Restate every entry word for word.
## Start
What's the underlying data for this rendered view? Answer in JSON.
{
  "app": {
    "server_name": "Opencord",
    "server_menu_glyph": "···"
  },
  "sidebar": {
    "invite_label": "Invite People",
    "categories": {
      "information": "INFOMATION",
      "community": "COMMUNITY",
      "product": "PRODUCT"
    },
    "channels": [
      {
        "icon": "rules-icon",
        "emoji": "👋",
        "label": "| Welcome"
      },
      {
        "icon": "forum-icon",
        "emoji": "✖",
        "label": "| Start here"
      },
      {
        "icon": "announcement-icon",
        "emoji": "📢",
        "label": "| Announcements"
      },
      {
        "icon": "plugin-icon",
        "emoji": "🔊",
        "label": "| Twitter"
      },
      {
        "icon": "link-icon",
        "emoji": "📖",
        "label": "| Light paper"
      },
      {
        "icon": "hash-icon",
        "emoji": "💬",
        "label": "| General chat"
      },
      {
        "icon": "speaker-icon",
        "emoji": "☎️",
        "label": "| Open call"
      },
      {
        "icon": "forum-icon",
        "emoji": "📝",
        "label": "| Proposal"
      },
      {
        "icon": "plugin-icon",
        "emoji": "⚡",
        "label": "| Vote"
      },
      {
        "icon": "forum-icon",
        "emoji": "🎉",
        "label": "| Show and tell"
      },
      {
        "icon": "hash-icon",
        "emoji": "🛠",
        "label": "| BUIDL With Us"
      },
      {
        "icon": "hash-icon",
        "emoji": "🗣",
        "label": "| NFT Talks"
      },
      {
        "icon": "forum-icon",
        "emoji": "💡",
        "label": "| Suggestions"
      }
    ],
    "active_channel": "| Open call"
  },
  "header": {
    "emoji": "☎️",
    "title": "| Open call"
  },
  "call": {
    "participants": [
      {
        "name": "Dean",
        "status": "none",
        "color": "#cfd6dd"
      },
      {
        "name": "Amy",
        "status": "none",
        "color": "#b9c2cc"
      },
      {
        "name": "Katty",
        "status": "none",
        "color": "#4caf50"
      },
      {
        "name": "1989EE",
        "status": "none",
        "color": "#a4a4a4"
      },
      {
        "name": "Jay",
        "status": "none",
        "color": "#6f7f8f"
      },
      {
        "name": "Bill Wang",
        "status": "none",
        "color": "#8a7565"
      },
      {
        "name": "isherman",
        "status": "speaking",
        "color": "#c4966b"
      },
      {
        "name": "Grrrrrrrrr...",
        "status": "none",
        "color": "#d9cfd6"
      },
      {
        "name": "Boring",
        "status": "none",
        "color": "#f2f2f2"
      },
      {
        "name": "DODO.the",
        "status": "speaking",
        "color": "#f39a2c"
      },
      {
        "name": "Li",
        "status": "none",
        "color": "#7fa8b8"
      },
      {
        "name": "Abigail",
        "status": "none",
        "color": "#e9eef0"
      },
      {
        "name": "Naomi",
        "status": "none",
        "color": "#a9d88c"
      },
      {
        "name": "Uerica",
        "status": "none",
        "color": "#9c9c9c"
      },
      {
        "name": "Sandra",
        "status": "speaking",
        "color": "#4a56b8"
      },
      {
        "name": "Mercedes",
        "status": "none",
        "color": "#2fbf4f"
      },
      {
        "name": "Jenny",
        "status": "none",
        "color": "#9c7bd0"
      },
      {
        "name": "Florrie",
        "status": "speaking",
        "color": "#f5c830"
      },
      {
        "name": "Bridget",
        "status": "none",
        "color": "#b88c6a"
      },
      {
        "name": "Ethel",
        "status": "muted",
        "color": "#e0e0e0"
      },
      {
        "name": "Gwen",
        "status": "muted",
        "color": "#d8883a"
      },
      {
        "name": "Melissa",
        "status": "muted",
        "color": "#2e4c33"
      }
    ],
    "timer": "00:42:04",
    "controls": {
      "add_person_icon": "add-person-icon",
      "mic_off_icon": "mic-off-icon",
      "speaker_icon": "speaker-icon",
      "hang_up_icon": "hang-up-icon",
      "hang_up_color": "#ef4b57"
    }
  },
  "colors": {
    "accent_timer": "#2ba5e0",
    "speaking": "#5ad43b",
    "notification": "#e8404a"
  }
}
## End
[EXERCISE OUTPUT]
What's the underlying data for this rendered view? Answer in JSON.
{
  "app": {
    "server_name": "Opencord",
    "server_menu_glyph": "···"
  },
  "sidebar": {
    "invite_label": "Invite People",
    "categories": {
      "information": "INFOMATION",
      "community": "COMMUNITY",
      "product": "PRODUCT"
    },
    "channels": [
      {
        "icon": "rules-icon",
        "emoji": "👋",
        "label": "| Welcome"
      },
      {
        "icon": "forum-icon",
        "emoji": "✖",
        "label": "| Start here"
      },
      {
        "icon": "announcement-icon",
        "emoji": "📢",
        "label": "| Announcements"
      },
      {
        "icon": "plugin-icon",
        "emoji": "🔊",
        "label": "| Twitter"
      },
      {
        "icon": "link-icon",
        "emoji": "📖",
        "label": "| Light paper"
      },
      {
        "icon": "hash-icon",
        "emoji": "💬",
        "label": "| General chat"
      },
      {
        "icon": "speaker-icon",
        "emoji": "☎️",
        "label": "| Open call"
      },
      {
        "icon": "forum-icon",
        "emoji": "📝",
        "label": "| Proposal"
      },
      {
        "icon": "plugin-icon",
        "emoji": "⚡",
        "label": "| Vote"
      },
      {
        "icon": "forum-icon",
        "emoji": "🎉",
        "label": "| Show and tell"
      },
      {
        "icon": "hash-icon",
        "emoji": "🛠",
        "label": "| BUIDL With Us"
      },
      {
        "icon": "hash-icon",
        "emoji": "🗣",
        "label": "| NFT Talks"
      },
      {
        "icon": "forum-icon",
        "emoji": "💡",
        "label": "| Suggestions"
      }
    ],
    "active_channel": "| Open call"
  },
  "header": {
    "emoji": "☎️",
    "title": "| Open call"
  },
  "call": {
    "participants": [
      {
        "name": "Dean",
        "status": "none",
        "color": "#cfd6dd"
      },
      {
        "name": "Amy",
        "status": "none",
        "color": "#b9c2cc"
      },
      {
        "name": "Katty",
        "status": "none",
        "color": "#4caf50"
      },
      {
        "name": "1989EE",
        "status": "none",
        "color": "#a4a4a4"
      },
      {
        "name": "Jay",
        "status": "none",
        "color": "#6f7f8f"
      },
      {
        "name": "Bill Wang",
        "status": "none",
        "color": "#8a7565"
      },
      {
        "name": "isherman",
        "status": "speaking",
        "color": "#c4966b"
      },
      {
        "name": "Grrrrrrrrr...",
        "status": "none",
        "color": "#d9cfd6"
      },
      {
        "name": "Boring",
        "status": "none",
        "color": "#f2f2f2"
      },
      {
        "name": "DODO.the",
        "status": "speaking",
        "color": "#f39a2c"
      },
      {
        "name": "Li",
        "status": "none",
        "color": "#7fa8b8"
      },
      {
        "name": "Abigail",
        "status": "none",
        "color": "#e9eef0"
      },
      {
        "name": "Naomi",
        "status": "none",
        "color": "#a9d88c"
      },
      {
        "name": "Uerica",
        "status": "none",
        "color": "#9c9c9c"
      },
      {
        "name": "Sandra",
        "status": "speaking",
        "color": "#4a56b8"
      },
      {
        "name": "Mercedes",
        "status": "none",
        "color": "#2fbf4f"
      },
      {
        "name": "Jenny",
        "status": "none",
        "color": "#9c7bd0"
      },
      {
        "name": "Florrie",
        "status": "speaking",
        "color": "#f5c830"
      },
      {
        "name": "Bridget",
        "status": "none",
        "color": "#b88c6a"
      },
      {
        "name": "Ethel",
        "status": "muted",
        "color": "#e0e0e0"
      },
      {
        "name": "Gwen",
        "status": "muted",
        "color": "#d8883a"
      },
      {
        "name": "Melissa",
        "status": "muted",
        "color": "#2e4c33"
      }
    ],
    "timer": "00:42:04",
    "controls": {
      "add_person_icon": "add-person-icon",
      "mic_off_icon": "mic-off-icon",
      "speaker_icon": "speaker-icon",
      "hang_up_icon": "hang-up-icon",
      "hang_up_color": "#ef4b57"
    }
  },
  "colors": {
    "accent_timer": "#2ba5e0",
    "speaking": "#5ad43b",
    "notification": "#e8404a"
  }
}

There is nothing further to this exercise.